**Text segment**.
In sepsis, inflammation is accompanied by coagulation activation, thrombin generation, and disseminated intravascular coagulation (DIC). The primary coagulation pathway activated in sepsis is the tissue factor pathway which results in upregulation of monocyte/macrophage membranes and damage to the endothelium. The intrinsic or contact factor pathway amplifies clotting in an autoactivation manner leading to widespread vasodilation and generation of bradykinin, causing further vasodilation. (Boomer, Green and Hotchkiss, 2013).
The bodys compensatory mechanism due to the low blood pressure is to be increasing the work of the heart, which is why an individual may become tachycardic. (Nagalingham, 2018).
Tachypnoea is related to the patients hypoxia and increased levels of carbon dioxide. The aetiology of tachypnoea and hypoxia in sepsis is secondary to the decreased gas exchange within the alveoli due to proteins and fluids leaking into the tissues of the lungs. (Nagalingham, 2018). Caused by the increased permeability of pulmonary and alveolar capillary endothelial cells, due to inflammatory mediators. This leads to an increased respiratory rate to compensate for the reduced surface area for oxygenation; hypoxia. (Kim and Hong, 2016).

**Information shown**.
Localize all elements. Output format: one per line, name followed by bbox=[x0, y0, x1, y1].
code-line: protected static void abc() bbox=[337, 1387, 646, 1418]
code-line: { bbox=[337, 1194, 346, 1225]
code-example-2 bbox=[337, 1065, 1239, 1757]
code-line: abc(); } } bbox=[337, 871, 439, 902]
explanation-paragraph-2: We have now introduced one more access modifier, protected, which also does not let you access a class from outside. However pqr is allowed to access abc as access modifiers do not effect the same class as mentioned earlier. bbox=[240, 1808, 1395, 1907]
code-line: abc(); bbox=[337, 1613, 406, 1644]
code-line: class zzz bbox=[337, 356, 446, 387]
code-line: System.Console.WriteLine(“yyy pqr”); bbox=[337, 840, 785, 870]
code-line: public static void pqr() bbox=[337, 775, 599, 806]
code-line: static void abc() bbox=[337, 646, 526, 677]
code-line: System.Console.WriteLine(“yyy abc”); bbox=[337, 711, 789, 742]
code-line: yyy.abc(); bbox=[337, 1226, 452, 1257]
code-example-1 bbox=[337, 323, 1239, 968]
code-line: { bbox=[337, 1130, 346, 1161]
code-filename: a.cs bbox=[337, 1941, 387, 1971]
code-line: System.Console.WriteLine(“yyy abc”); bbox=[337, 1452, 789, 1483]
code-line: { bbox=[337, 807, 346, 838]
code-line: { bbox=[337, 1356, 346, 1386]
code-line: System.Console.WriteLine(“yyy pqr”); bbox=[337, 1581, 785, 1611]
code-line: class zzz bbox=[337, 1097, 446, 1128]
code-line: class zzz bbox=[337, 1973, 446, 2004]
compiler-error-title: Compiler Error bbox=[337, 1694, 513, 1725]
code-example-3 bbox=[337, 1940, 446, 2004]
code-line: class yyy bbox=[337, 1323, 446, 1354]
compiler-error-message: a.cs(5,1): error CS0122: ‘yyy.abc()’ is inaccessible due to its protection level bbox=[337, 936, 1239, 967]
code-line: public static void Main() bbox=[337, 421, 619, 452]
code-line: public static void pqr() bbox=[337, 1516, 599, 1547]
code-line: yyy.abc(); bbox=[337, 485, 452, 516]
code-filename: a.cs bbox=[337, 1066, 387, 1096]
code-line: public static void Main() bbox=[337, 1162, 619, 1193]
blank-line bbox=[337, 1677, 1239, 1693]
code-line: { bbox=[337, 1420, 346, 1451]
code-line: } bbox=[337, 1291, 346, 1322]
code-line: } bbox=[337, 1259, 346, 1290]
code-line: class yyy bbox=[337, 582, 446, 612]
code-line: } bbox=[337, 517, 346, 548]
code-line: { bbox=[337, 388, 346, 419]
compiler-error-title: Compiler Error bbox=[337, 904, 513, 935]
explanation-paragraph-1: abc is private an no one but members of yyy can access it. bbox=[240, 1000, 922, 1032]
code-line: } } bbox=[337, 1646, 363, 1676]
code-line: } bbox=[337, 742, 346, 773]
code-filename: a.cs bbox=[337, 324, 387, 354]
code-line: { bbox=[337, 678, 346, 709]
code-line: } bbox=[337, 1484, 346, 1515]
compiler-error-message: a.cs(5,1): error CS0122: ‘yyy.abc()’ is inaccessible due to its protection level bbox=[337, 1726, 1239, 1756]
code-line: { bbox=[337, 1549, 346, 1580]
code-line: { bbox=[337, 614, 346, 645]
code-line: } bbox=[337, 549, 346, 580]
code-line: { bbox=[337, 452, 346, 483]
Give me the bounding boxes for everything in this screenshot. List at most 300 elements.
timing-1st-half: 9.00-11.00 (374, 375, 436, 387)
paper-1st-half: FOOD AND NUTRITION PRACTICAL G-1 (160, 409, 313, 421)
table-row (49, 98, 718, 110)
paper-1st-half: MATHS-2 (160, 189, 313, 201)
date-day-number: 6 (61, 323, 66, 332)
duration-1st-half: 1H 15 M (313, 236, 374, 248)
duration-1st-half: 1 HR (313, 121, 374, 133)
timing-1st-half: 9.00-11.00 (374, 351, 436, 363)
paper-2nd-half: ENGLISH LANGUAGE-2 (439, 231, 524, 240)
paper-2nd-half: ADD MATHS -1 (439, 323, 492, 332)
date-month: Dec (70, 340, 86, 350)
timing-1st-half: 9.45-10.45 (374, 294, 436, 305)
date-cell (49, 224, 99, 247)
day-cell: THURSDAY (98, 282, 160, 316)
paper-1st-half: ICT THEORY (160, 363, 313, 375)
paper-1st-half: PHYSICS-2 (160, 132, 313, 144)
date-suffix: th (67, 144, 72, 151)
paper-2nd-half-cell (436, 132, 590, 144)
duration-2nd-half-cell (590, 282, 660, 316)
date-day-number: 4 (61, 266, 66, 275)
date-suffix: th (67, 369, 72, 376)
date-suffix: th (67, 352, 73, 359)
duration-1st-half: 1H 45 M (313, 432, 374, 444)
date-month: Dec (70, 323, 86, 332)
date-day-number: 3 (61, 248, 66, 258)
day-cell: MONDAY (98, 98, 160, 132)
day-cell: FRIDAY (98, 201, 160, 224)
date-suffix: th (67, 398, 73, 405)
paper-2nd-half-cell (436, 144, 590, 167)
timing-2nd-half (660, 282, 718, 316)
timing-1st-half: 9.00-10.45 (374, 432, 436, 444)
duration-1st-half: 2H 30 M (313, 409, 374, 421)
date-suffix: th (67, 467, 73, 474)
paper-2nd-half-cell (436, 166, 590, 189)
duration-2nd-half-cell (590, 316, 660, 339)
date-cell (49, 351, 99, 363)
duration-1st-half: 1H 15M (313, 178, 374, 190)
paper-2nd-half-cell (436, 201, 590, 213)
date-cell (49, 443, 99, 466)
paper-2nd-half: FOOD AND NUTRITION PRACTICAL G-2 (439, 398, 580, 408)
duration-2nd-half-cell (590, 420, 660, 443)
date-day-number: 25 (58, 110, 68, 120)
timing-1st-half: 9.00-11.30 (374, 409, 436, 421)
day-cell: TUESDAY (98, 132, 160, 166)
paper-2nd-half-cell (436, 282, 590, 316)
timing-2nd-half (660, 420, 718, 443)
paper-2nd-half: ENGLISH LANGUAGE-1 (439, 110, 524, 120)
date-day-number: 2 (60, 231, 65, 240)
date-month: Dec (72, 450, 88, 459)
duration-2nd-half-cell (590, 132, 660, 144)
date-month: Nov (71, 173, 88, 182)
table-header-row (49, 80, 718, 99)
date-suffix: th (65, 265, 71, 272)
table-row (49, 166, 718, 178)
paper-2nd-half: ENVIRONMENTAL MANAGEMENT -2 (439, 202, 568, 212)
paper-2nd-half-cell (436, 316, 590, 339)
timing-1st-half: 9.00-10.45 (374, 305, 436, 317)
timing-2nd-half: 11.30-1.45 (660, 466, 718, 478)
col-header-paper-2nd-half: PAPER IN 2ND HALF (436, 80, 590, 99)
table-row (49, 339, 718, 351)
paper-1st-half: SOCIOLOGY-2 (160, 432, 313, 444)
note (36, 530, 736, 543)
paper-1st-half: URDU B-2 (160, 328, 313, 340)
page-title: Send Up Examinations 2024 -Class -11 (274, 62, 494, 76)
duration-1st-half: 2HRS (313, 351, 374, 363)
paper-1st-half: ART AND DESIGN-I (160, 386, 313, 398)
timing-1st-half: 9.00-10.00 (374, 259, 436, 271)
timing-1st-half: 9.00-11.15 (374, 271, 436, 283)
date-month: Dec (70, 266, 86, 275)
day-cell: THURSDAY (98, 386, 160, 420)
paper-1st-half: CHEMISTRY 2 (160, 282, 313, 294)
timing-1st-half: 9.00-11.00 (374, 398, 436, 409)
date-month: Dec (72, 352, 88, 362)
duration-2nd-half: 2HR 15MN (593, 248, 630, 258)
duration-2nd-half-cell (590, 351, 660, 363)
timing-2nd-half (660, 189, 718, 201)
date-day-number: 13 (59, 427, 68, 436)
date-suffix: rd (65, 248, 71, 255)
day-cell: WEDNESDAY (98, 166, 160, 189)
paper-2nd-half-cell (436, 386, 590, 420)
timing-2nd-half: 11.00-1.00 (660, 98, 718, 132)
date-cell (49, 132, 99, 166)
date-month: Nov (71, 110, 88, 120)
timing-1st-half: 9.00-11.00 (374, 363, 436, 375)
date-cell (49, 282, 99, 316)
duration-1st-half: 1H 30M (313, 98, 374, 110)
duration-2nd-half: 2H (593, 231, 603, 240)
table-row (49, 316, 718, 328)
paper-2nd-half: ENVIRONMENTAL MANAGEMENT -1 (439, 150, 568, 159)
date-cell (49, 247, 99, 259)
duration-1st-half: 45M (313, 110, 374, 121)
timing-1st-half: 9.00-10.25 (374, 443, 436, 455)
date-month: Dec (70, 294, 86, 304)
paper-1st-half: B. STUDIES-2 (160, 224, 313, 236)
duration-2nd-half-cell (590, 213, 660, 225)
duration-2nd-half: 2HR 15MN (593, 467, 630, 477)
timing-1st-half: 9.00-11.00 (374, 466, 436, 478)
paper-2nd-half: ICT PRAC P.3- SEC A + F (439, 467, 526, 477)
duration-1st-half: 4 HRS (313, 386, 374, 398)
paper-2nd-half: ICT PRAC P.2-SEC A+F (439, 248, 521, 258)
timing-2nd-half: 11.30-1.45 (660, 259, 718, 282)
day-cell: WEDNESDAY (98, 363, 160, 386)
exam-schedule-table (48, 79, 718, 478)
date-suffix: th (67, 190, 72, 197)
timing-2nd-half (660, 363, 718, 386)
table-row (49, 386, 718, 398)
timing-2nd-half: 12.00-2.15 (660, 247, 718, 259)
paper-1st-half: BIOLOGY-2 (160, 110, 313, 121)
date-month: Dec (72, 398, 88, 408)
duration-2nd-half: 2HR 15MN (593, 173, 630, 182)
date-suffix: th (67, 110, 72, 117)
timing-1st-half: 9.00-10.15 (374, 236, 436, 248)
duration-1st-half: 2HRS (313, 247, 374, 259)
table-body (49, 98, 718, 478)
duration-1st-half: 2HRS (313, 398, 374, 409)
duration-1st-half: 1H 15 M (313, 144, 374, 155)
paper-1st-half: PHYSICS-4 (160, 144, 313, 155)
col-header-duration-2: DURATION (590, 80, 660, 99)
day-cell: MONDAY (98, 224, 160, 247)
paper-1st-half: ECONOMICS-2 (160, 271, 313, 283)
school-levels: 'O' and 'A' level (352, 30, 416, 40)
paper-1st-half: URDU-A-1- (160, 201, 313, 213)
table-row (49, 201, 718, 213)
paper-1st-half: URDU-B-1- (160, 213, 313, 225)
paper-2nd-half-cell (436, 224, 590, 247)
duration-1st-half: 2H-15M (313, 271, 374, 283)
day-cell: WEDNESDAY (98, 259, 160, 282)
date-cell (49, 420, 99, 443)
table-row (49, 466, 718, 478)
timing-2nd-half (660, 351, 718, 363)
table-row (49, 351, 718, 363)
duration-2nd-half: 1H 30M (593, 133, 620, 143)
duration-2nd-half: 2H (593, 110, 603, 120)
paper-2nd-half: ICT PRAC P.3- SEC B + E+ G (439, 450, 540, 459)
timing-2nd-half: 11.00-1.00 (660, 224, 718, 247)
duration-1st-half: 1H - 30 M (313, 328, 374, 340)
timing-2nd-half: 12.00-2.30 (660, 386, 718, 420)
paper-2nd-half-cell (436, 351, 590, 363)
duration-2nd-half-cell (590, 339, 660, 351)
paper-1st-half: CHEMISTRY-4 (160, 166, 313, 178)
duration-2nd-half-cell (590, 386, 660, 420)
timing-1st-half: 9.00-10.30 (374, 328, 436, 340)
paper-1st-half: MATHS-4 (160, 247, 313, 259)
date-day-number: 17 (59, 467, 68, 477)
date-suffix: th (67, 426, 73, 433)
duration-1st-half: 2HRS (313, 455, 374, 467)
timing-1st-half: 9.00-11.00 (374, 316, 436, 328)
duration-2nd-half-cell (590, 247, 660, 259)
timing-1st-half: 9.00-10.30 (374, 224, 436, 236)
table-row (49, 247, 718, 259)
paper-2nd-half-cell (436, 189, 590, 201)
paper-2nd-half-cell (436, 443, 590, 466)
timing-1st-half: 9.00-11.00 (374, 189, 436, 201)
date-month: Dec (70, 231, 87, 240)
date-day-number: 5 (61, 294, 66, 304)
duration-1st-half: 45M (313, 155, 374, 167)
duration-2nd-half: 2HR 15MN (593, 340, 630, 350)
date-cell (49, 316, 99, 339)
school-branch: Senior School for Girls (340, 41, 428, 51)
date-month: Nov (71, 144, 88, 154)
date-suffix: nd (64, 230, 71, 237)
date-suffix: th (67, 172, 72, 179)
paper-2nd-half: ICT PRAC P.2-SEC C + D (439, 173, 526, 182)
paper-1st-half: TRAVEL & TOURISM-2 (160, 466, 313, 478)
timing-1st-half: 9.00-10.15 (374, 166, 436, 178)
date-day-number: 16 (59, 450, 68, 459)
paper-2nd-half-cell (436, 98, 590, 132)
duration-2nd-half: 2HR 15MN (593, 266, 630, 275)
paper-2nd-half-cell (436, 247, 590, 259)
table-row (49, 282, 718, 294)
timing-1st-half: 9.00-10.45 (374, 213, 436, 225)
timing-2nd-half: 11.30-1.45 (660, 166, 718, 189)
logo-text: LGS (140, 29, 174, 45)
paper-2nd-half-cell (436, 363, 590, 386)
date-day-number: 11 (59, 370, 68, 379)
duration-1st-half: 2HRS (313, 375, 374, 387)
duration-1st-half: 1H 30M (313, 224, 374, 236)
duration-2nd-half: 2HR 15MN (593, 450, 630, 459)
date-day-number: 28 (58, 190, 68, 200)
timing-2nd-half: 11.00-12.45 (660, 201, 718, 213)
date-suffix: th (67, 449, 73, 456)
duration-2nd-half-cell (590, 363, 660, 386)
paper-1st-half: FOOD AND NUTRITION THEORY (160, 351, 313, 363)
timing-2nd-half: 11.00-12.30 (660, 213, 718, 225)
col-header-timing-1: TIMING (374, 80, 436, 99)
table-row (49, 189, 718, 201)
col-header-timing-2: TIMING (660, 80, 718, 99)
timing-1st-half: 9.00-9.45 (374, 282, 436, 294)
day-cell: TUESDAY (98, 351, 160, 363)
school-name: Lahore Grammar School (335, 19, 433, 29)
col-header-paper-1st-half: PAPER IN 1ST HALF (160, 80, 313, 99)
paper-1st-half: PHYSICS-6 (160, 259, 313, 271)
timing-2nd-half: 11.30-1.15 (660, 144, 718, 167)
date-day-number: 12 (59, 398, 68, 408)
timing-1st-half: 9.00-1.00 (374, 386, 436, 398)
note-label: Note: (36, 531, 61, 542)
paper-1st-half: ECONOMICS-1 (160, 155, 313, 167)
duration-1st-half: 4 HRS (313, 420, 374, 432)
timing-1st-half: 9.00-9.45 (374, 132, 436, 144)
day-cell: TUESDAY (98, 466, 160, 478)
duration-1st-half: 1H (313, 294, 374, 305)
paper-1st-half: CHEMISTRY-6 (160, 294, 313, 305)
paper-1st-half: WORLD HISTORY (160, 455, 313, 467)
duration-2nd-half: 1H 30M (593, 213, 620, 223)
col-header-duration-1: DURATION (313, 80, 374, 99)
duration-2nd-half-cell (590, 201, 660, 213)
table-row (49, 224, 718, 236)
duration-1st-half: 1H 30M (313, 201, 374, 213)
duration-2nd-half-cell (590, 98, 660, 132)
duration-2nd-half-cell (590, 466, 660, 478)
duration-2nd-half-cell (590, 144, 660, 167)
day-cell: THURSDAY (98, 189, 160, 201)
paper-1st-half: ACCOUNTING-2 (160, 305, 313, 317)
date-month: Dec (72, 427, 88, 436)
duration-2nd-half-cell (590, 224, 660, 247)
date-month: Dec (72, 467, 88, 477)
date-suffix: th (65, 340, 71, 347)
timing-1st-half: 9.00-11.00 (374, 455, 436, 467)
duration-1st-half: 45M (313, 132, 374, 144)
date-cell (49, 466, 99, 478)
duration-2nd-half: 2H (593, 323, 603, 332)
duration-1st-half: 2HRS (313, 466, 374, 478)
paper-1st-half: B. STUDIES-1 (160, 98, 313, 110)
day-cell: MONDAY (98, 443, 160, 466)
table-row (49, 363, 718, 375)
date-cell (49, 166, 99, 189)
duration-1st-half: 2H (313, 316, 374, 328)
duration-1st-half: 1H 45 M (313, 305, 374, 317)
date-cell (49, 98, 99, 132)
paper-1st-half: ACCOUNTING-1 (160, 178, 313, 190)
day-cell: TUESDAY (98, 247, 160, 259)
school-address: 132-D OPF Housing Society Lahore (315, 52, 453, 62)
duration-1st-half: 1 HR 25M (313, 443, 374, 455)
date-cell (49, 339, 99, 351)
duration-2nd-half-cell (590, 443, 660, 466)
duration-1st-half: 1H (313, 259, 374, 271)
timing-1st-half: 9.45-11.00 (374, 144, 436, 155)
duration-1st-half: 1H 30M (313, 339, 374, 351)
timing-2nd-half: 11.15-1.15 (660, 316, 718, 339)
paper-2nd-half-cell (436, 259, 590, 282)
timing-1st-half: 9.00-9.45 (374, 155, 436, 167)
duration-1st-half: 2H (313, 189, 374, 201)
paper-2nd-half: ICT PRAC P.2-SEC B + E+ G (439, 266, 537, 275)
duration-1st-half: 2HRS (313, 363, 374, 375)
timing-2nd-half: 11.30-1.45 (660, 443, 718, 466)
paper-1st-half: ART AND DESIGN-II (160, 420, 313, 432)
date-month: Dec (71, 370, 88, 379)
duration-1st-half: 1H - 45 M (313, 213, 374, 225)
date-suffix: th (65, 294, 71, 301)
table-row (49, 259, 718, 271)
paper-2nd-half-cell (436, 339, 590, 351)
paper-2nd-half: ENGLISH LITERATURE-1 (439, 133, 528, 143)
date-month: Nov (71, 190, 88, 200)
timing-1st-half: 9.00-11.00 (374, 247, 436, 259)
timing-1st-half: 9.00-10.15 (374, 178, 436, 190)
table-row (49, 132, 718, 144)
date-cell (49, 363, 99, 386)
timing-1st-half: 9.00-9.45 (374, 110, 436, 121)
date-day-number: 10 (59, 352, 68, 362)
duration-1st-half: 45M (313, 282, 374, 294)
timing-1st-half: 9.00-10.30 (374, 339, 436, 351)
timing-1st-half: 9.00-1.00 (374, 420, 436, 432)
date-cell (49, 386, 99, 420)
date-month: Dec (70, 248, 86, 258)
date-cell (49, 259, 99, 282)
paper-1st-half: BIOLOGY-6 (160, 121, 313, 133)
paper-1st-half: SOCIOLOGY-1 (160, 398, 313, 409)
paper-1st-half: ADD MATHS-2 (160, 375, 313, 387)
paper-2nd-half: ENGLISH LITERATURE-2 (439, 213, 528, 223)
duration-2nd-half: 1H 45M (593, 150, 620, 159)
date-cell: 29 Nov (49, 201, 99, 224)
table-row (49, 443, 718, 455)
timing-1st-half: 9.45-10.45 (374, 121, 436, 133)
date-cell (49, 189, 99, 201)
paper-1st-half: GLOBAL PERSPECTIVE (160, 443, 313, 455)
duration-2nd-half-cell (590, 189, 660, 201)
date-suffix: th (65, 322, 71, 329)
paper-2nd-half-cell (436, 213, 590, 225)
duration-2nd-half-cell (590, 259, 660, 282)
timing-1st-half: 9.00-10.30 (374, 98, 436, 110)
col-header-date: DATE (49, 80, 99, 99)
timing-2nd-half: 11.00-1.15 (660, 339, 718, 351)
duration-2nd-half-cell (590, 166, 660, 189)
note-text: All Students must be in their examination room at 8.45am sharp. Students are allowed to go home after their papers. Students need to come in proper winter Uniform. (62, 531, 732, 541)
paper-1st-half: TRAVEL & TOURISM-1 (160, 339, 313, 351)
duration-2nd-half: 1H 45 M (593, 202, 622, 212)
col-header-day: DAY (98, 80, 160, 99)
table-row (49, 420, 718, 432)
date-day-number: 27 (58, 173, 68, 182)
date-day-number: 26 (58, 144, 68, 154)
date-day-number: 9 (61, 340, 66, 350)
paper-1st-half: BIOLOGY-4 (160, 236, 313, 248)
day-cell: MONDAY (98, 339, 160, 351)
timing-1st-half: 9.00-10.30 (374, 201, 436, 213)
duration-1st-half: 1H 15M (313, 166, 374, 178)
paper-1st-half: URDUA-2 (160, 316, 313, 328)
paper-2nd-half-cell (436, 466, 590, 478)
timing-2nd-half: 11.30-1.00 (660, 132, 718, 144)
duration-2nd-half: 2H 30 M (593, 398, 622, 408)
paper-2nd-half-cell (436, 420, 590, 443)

**Task A**. List every distinct source cited in the sepsis text, giving the authors and year of each as they appear there.
**Task B**. Write a continuation of the sepsis text, starting after its last sentence.

**Exercise response A**.
Boomer, Green and Hotchkiss, 2013
Nagalingham, 2018
Kim and Hong, 2016

**Exercise response B**.
Raising the bodys temperature is intended to impair pathogen replication and survival. This is achieved in the hypothalamus, where an altered inflammatory milieu increases the internal thermostat set point. Heat must be generated as a by-product of metabolism, thus the rate of energy expenditure by the cells increases dramatically. To meet the demand for oxygen, the cardiac output must increase, explaining why tachycardia is an almost universal sign of fever generation. With increased oxygen consumption, the production of carbon dioxide increases, resulting in compensatory tachypnoea. (Censoplano, Epting & Coates, 2014).
When oxygen delivery is insufficient to meet metabolic demand; tissue hypoxia, the body gives rise to lactate production as a by-product of anaerobic cellular glycolysis. (Ebrahim, 2011). Lactate levels help indicate how poor perfusion and oxygenation are within the body during sepsis. The mortality rate of a patient with lactate levels greater than two are significantly higher.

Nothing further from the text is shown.